→ **GOAL OF THE EXERCISE**
All of the entries below need repeating exactly, apart from their images.

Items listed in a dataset
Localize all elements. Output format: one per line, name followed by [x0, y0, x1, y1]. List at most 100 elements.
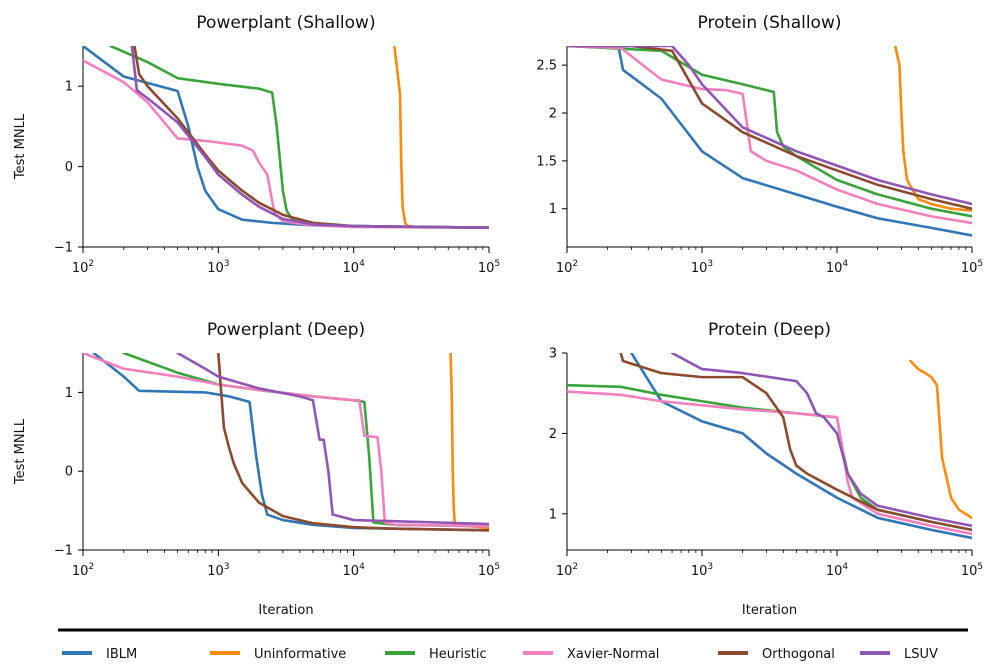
y-tick-label: 2.5 — [536, 59, 557, 74]
panel-title: Powerplant (Deep) — [207, 320, 365, 340]
x-axis-title: Iteration — [258, 603, 313, 618]
x-tick-exponent: 2 — [88, 562, 94, 572]
x-tick-label: 103 — [691, 259, 713, 276]
x-tick-label: 105 — [961, 562, 983, 579]
series-line-uninformative — [909, 359, 972, 520]
y-tick-label: −1 — [54, 544, 73, 559]
x-tick-label: 102 — [72, 259, 94, 276]
series-line-lsuv — [176, 353, 489, 526]
y-tick-label: 2 — [549, 427, 557, 442]
series-group — [567, 46, 972, 237]
x-tick-label: 105 — [478, 562, 500, 579]
legend-label: Uninformative — [254, 647, 346, 662]
x-tick-label: 102 — [556, 562, 578, 579]
series-line-uninformative — [393, 46, 489, 229]
y-tick-label: 1.5 — [536, 154, 557, 169]
x-tick-exponent: 2 — [572, 259, 578, 269]
x-tick-exponent: 4 — [359, 562, 365, 572]
y-tick-label: 3 — [549, 347, 557, 362]
x-tick-base: 10 — [961, 261, 978, 276]
series-line-heuristic — [567, 383, 972, 532]
x-tick-label: 105 — [478, 259, 500, 276]
x-tick-base: 10 — [826, 261, 843, 276]
x-tick-base: 10 — [478, 564, 495, 579]
y-tick-label: 1 — [549, 507, 557, 522]
x-tick-base: 10 — [556, 564, 573, 579]
x-tick-label: 104 — [826, 562, 849, 579]
series-line-heuristic — [567, 46, 972, 218]
series-line-lsuv — [130, 46, 489, 229]
legend-label: Orthogonal — [762, 647, 835, 662]
x-tick-base: 10 — [556, 261, 573, 276]
series-group — [567, 353, 972, 540]
series-line-xavier-normal — [83, 59, 489, 229]
x-tick-label: 103 — [691, 562, 713, 579]
series-line-xavier-normal — [567, 46, 972, 225]
x-tick-exponent: 4 — [359, 259, 365, 269]
legend-item-lsuv: LSUV — [860, 647, 938, 662]
x-tick-exponent: 3 — [224, 259, 230, 269]
x-tick-base: 10 — [72, 564, 89, 579]
x-tick-label: 104 — [826, 259, 849, 276]
series-line-heuristic — [122, 353, 489, 528]
y-tick-label: −1 — [54, 241, 73, 256]
series-line-heuristic — [109, 46, 489, 229]
series-line-orthogonal — [217, 353, 489, 532]
x-tick-base: 10 — [478, 261, 495, 276]
y-tick-label: 1 — [65, 386, 73, 401]
x-tick-label: 102 — [72, 562, 94, 579]
series-line-lsuv — [567, 46, 972, 206]
x-tick-exponent: 3 — [707, 259, 713, 269]
x-tick-exponent: 3 — [707, 562, 713, 572]
x-tick-exponent: 3 — [224, 562, 230, 572]
legend-label: Xavier-Normal — [567, 647, 659, 662]
x-tick-base: 10 — [961, 564, 978, 579]
legend-item-iblm: IBLM — [62, 647, 137, 662]
series-line-xavier-normal — [567, 390, 972, 536]
y-tick-label: 0 — [65, 465, 73, 480]
x-tick-exponent: 4 — [842, 562, 848, 572]
x-tick-base: 10 — [343, 564, 360, 579]
x-tick-base: 10 — [343, 261, 360, 276]
legend-label: Heuristic — [429, 647, 487, 662]
legend: IBLM Uninformative Heuristic Xavier-Normal O… — [58, 628, 968, 662]
series-group — [83, 46, 489, 229]
y-tick-label: 1 — [65, 80, 73, 95]
series-line-iblm — [567, 46, 972, 237]
x-tick-exponent: 4 — [842, 259, 848, 269]
x-tick-exponent: 2 — [572, 562, 578, 572]
y-tick-label: 1 — [549, 202, 557, 217]
x-tick-base: 10 — [691, 261, 708, 276]
panel-title: Protein (Shallow) — [698, 13, 842, 33]
x-tick-exponent: 5 — [977, 259, 983, 269]
x-tick-label: 104 — [343, 562, 366, 579]
panel-title: Powerplant (Shallow) — [196, 13, 375, 33]
series-line-lsuv — [670, 353, 972, 528]
y-tick-label: 0 — [65, 160, 73, 175]
x-tick-exponent: 5 — [977, 562, 983, 572]
x-tick-label: 105 — [961, 259, 983, 276]
legend-item-orthogonal: Orthogonal — [718, 647, 835, 662]
x-tick-exponent: 2 — [88, 259, 94, 269]
series-group — [83, 353, 489, 532]
x-tick-exponent: 5 — [494, 562, 500, 572]
x-tick-base: 10 — [207, 261, 224, 276]
series-line-iblm — [630, 353, 972, 540]
series-line-iblm — [92, 353, 489, 532]
series-line-uninformative — [449, 353, 489, 530]
x-tick-label: 104 — [343, 259, 366, 276]
x-tick-base: 10 — [72, 261, 89, 276]
legend-item-xavier-normal: Xavier-Normal — [523, 647, 659, 662]
panel-title: Protein (Deep) — [708, 320, 831, 340]
legend-label: LSUV — [904, 647, 938, 662]
y-axis-title: Test MNLL — [13, 418, 28, 485]
legend-item-heuristic: Heuristic — [385, 647, 487, 662]
series-line-xavier-normal — [83, 353, 489, 528]
legend-label: IBLM — [106, 647, 137, 662]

→ **ANSWER SPACE**
Localize all elements. Output format: one per line, name followed by [x0, y0, x1, y1]. List at most 100 elements.
y-tick-label: 2.5 — [536, 59, 557, 74]
panel-title: Powerplant (Deep) — [207, 320, 365, 340]
x-axis-title: Iteration — [258, 603, 313, 618]
x-tick-exponent: 2 — [88, 562, 94, 572]
x-tick-label: 103 — [691, 259, 713, 276]
x-tick-label: 105 — [961, 562, 983, 579]
series-line-uninformative — [909, 359, 972, 520]
y-tick-label: −1 — [54, 544, 73, 559]
x-tick-label: 102 — [72, 259, 94, 276]
series-line-lsuv — [176, 353, 489, 526]
y-tick-label: 2 — [549, 427, 557, 442]
series-group — [567, 46, 972, 237]
x-tick-label: 105 — [478, 562, 500, 579]
legend-label: Uninformative — [254, 647, 346, 662]
x-tick-label: 102 — [556, 562, 578, 579]
series-line-uninformative — [393, 46, 489, 229]
y-tick-label: 1.5 — [536, 154, 557, 169]
x-tick-exponent: 2 — [572, 259, 578, 269]
x-tick-exponent: 4 — [359, 562, 365, 572]
y-tick-label: 3 — [549, 347, 557, 362]
x-tick-base: 10 — [961, 261, 978, 276]
series-line-heuristic — [567, 383, 972, 532]
x-tick-label: 105 — [478, 259, 500, 276]
x-tick-base: 10 — [826, 261, 843, 276]
x-tick-base: 10 — [478, 564, 495, 579]
y-tick-label: 1 — [549, 507, 557, 522]
x-tick-base: 10 — [556, 564, 573, 579]
x-tick-label: 104 — [826, 562, 849, 579]
series-line-heuristic — [567, 46, 972, 218]
series-line-lsuv — [130, 46, 489, 229]
legend-label: Orthogonal — [762, 647, 835, 662]
x-tick-base: 10 — [556, 261, 573, 276]
series-group — [567, 353, 972, 540]
series-line-xavier-normal — [83, 59, 489, 229]
x-tick-label: 103 — [691, 562, 713, 579]
series-line-xavier-normal — [567, 46, 972, 225]
x-tick-exponent: 4 — [359, 259, 365, 269]
legend-item-lsuv: LSUV — [860, 647, 938, 662]
x-tick-exponent: 3 — [224, 259, 230, 269]
x-tick-base: 10 — [72, 564, 89, 579]
x-tick-label: 104 — [826, 259, 849, 276]
series-line-heuristic — [122, 353, 489, 528]
y-tick-label: −1 — [54, 241, 73, 256]
series-line-heuristic — [109, 46, 489, 229]
series-line-orthogonal — [217, 353, 489, 532]
x-tick-base: 10 — [478, 261, 495, 276]
y-tick-label: 1 — [65, 386, 73, 401]
x-tick-label: 102 — [72, 562, 94, 579]
series-line-lsuv — [567, 46, 972, 206]
x-tick-exponent: 3 — [707, 259, 713, 269]
x-tick-exponent: 3 — [707, 562, 713, 572]
x-tick-exponent: 3 — [224, 562, 230, 572]
legend-label: Xavier-Normal — [567, 647, 659, 662]
x-tick-base: 10 — [961, 564, 978, 579]
legend-item-iblm: IBLM — [62, 647, 137, 662]
series-line-xavier-normal — [567, 390, 972, 536]
y-tick-label: 0 — [65, 465, 73, 480]
x-tick-exponent: 4 — [842, 562, 848, 572]
x-tick-base: 10 — [343, 564, 360, 579]
x-tick-base: 10 — [343, 261, 360, 276]
legend-label: Heuristic — [429, 647, 487, 662]
legend: IBLM Uninformative Heuristic Xavier-Normal O… — [58, 628, 968, 662]
series-group — [83, 46, 489, 229]
y-tick-label: 1 — [65, 80, 73, 95]
series-line-iblm — [567, 46, 972, 237]
x-tick-exponent: 4 — [842, 259, 848, 269]
x-tick-exponent: 2 — [572, 562, 578, 572]
y-tick-label: 1 — [549, 202, 557, 217]
x-tick-base: 10 — [691, 261, 708, 276]
panel-title: Protein (Shallow) — [698, 13, 842, 33]
x-tick-exponent: 5 — [977, 259, 983, 269]
x-tick-label: 104 — [343, 562, 366, 579]
panel-title: Powerplant (Shallow) — [196, 13, 375, 33]
series-line-lsuv — [670, 353, 972, 528]
y-tick-label: 0 — [65, 160, 73, 175]
x-tick-exponent: 5 — [977, 562, 983, 572]
x-tick-label: 105 — [961, 259, 983, 276]
legend-item-orthogonal: Orthogonal — [718, 647, 835, 662]
x-tick-exponent: 2 — [88, 259, 94, 269]
series-group — [83, 353, 489, 532]
x-tick-exponent: 5 — [494, 562, 500, 572]
x-tick-base: 10 — [207, 261, 224, 276]
series-line-iblm — [630, 353, 972, 540]
series-line-iblm — [92, 353, 489, 532]
series-line-uninformative — [449, 353, 489, 530]
x-tick-label: 104 — [343, 259, 366, 276]
x-tick-base: 10 — [72, 261, 89, 276]
legend-item-xavier-normal: Xavier-Normal — [523, 647, 659, 662]
panel-title: Protein (Deep) — [708, 320, 831, 340]
legend-label: LSUV — [904, 647, 938, 662]
y-axis-title: Test MNLL — [13, 418, 28, 485]
legend-item-heuristic: Heuristic — [385, 647, 487, 662]
series-line-xavier-normal — [83, 353, 489, 528]
legend-label: IBLM — [106, 647, 137, 662]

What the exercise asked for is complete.